### PROBLEM TO SOLVE
Type out the records that follow, exactly as given.

#### MATERIALS PROVIDED

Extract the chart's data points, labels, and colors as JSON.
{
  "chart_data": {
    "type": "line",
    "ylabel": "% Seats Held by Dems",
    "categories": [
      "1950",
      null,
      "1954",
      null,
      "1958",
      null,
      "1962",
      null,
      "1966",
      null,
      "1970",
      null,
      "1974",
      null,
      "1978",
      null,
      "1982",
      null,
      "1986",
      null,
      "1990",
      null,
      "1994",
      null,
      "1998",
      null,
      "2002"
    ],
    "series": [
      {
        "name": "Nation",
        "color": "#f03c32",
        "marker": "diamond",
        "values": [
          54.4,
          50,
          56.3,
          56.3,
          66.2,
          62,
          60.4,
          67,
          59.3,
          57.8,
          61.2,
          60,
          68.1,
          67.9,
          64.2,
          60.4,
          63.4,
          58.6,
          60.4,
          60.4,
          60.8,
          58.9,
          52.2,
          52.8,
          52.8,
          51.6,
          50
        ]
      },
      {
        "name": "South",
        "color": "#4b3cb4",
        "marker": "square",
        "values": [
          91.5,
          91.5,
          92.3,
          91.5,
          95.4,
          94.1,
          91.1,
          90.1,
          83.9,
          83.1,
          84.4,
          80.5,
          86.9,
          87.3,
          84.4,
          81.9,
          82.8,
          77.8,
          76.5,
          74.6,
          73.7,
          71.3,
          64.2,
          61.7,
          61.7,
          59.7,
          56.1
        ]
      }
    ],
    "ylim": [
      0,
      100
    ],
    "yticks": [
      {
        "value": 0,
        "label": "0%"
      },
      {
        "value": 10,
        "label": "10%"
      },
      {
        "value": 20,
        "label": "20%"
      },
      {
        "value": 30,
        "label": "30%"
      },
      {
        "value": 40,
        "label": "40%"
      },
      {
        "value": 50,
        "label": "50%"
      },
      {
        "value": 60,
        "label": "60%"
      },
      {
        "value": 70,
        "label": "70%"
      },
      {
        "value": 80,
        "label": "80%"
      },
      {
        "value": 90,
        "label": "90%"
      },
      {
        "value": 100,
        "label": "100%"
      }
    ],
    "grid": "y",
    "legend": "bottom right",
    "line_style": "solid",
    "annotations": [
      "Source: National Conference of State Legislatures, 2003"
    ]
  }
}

########

### PROBLEM SOLUTION
Extract the chart's data points, labels, and colors as JSON.
{
  "chart_data": {
    "type": "line",
    "ylabel": "% Seats Held by Dems",
    "categories": [
      "1950",
      null,
      "1954",
      null,
      "1958",
      null,
      "1962",
      null,
      "1966",
      null,
      "1970",
      null,
      "1974",
      null,
      "1978",
      null,
      "1982",
      null,
      "1986",
      null,
      "1990",
      null,
      "1994",
      null,
      "1998",
      null,
      "2002"
    ],
    "series": [
      {
        "name": "Nation",
        "color": "#f03c32",
        "marker": "diamond",
        "values": [
          54.4,
          50,
          56.3,
          56.3,
          66.2,
          62,
          60.4,
          67,
          59.3,
          57.8,
          61.2,
          60,
          68.1,
          67.9,
          64.2,
          60.4,
          63.4,
          58.6,
          60.4,
          60.4,
          60.8,
          58.9,
          52.2,
          52.8,
          52.8,
          51.6,
          50
        ]
      },
      {
        "name": "South",
        "color": "#4b3cb4",
        "marker": "square",
        "values": [
          91.5,
          91.5,
          92.3,
          91.5,
          95.4,
          94.1,
          91.1,
          90.1,
          83.9,
          83.1,
          84.4,
          80.5,
          86.9,
          87.3,
          84.4,
          81.9,
          82.8,
          77.8,
          76.5,
          74.6,
          73.7,
          71.3,
          64.2,
          61.7,
          61.7,
          59.7,
          56.1
        ]
      }
    ],
    "ylim": [
      0,
      100
    ],
    "yticks": [
      {
        "value": 0,
        "label": "0%"
      },
      {
        "value": 10,
        "label": "10%"
      },
      {
        "value": 20,
        "label": "20%"
      },
      {
        "value": 30,
        "label": "30%"
      },
      {
        "value": 40,
        "label": "40%"
      },
      {
        "value": 50,
        "label": "50%"
      },
      {
        "value": 60,
        "label": "60%"
      },
      {
        "value": 70,
        "label": "70%"
      },
      {
        "value": 80,
        "label": "80%"
      },
      {
        "value": 90,
        "label": "90%"
      },
      {
        "value": 100,
        "label": "100%"
      }
    ],
    "grid": "y",
    "legend": "bottom right",
    "line_style": "solid",
    "annotations": [
      "Source: National Conference of State Legislatures, 2003"
    ]
  }
}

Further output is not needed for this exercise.